Items from a dataset:

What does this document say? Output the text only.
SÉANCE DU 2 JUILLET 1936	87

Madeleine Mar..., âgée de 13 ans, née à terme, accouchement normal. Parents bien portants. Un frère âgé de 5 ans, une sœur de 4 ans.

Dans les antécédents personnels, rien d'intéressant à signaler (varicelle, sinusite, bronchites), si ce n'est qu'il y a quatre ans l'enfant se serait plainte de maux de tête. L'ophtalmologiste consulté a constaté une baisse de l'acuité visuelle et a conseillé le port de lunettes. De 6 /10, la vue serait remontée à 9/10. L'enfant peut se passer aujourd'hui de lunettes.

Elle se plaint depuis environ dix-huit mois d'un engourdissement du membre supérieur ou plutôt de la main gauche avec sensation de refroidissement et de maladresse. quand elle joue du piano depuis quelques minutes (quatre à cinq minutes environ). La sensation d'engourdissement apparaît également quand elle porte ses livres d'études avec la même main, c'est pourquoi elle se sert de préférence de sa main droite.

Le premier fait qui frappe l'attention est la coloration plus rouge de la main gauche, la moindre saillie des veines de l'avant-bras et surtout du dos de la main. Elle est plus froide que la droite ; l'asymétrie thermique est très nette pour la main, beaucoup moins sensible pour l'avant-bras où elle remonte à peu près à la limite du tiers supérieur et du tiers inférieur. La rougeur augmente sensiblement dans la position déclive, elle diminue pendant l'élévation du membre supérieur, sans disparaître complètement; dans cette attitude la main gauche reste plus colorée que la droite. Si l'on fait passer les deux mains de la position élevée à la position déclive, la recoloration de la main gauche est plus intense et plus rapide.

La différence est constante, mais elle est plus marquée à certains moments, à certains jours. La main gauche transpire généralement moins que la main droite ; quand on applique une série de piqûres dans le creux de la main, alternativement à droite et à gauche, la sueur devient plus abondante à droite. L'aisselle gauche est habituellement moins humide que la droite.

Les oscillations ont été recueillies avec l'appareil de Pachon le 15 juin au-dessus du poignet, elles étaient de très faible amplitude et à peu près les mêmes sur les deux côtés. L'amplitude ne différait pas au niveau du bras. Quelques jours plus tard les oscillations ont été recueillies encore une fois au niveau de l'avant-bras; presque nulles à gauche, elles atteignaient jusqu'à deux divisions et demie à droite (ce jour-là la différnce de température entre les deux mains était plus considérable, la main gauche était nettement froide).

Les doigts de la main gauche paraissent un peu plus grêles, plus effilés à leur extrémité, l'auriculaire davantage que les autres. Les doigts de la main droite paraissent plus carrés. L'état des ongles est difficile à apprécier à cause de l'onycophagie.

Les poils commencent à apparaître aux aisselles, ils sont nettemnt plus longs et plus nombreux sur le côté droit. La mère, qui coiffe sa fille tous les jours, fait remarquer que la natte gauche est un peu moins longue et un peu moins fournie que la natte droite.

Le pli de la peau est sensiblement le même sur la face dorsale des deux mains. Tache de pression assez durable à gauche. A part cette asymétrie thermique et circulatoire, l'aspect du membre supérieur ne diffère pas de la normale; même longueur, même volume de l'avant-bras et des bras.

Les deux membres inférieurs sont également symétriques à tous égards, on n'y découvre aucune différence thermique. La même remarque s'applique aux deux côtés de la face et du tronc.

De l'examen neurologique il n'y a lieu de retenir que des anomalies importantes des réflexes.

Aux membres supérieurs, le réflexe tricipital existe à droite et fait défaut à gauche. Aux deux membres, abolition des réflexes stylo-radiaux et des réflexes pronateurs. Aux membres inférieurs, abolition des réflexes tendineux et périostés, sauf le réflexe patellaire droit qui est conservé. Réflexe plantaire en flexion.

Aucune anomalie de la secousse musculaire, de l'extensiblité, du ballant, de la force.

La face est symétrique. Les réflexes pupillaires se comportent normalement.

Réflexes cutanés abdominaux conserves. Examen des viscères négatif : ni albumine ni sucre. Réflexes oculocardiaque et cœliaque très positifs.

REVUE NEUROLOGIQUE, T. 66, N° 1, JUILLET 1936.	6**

What you need to do: Report only the number of lines that hold the word "applique".

Answer for this exercise: 2